**What you will do**
Pull out every line below containing the word "content".

Data entries
# # # # # # #

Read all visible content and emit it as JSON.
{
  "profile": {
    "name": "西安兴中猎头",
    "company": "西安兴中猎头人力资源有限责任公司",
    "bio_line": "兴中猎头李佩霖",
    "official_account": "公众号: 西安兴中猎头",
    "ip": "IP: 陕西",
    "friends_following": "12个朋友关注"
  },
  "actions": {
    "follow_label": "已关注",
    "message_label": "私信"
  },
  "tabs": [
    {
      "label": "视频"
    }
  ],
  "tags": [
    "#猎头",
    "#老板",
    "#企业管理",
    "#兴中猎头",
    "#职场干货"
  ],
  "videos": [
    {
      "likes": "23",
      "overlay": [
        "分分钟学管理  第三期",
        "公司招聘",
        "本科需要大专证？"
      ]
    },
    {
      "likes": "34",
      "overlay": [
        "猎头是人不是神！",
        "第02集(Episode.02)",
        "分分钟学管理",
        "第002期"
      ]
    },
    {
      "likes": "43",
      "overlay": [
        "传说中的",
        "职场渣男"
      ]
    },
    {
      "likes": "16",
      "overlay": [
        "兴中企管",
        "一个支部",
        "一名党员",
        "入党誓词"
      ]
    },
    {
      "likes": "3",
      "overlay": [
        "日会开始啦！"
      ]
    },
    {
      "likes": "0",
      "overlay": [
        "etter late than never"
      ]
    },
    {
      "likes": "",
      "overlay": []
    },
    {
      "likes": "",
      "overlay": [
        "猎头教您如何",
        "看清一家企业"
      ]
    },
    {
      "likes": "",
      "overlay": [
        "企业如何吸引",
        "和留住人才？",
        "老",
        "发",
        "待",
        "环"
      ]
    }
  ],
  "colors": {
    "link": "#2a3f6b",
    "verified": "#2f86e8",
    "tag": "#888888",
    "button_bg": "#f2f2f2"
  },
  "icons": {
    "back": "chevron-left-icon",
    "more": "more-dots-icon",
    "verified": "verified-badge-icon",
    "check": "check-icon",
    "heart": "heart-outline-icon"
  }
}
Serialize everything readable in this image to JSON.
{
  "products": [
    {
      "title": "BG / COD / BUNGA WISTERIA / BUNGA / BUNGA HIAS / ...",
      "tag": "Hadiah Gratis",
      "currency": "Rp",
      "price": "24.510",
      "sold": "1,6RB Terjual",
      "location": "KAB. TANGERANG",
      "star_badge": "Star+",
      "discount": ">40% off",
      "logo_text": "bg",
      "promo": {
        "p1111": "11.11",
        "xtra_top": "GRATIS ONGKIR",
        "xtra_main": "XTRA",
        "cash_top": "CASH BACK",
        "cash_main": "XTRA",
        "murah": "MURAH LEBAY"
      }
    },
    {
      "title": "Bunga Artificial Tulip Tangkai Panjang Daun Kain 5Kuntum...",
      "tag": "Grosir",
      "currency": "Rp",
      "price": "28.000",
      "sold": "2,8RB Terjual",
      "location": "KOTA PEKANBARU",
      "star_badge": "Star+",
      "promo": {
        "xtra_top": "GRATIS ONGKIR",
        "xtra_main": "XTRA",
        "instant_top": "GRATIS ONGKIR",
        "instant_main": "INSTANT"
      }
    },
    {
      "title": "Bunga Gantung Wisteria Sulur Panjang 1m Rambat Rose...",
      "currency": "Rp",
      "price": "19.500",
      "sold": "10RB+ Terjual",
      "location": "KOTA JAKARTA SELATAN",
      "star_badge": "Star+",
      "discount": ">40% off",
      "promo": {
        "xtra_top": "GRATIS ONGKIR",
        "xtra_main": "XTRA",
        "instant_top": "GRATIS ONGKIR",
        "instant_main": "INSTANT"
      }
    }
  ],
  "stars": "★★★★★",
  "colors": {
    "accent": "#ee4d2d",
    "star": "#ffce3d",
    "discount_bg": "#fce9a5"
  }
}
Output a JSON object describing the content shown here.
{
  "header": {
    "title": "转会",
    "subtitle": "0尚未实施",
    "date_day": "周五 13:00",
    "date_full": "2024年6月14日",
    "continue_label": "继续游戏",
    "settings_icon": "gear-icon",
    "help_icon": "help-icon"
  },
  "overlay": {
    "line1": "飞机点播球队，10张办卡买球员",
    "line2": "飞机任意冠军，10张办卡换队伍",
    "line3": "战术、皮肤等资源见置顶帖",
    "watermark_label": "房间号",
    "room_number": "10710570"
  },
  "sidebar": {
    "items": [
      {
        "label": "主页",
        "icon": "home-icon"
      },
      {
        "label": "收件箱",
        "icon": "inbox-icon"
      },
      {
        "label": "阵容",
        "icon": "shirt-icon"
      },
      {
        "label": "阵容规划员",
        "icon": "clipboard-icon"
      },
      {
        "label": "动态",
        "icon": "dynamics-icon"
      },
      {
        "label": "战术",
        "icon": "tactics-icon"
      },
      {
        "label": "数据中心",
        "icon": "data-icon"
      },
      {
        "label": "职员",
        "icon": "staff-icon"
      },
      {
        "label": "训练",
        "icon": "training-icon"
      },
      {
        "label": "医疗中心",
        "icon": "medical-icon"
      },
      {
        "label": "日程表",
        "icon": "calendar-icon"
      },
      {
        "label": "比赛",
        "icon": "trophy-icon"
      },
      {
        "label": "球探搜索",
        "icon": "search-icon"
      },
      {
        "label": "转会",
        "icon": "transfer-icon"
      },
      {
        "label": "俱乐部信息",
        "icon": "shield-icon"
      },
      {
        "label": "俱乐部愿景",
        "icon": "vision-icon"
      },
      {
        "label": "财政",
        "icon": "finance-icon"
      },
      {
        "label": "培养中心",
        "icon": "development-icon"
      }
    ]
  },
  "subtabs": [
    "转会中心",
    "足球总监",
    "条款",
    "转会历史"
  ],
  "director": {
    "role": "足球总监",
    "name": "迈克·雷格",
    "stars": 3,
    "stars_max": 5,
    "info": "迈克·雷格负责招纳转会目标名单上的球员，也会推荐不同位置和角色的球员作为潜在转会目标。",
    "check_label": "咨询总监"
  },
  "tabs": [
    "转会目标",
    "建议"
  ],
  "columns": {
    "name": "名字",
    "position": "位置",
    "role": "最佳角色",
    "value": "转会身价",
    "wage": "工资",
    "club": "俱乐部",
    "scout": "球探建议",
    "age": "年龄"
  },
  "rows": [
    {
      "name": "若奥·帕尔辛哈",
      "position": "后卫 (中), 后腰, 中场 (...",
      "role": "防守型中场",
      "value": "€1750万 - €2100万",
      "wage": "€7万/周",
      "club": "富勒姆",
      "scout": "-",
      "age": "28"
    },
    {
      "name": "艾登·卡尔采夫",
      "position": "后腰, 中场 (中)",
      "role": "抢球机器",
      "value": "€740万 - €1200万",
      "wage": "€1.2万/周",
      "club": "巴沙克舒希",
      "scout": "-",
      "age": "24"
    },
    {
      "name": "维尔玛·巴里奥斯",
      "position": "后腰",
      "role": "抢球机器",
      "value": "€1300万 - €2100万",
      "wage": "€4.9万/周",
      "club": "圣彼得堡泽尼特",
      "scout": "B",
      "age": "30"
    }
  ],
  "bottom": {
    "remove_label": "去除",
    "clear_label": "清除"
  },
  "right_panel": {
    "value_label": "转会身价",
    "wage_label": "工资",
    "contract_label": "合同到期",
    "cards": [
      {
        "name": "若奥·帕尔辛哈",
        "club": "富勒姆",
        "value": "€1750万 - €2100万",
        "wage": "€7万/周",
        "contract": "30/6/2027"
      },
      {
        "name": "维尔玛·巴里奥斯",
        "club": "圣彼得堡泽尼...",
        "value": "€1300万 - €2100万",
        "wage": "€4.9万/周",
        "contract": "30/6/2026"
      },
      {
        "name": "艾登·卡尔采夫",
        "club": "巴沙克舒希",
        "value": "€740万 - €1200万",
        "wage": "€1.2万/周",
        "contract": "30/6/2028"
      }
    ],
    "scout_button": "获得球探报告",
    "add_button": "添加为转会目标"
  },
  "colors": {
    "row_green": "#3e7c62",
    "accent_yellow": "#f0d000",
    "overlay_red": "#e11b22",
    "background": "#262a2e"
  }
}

# # # # # # #

**Response to the exercise**
Read all visible content and emit it as JSON.
Output a JSON object describing the content shown here.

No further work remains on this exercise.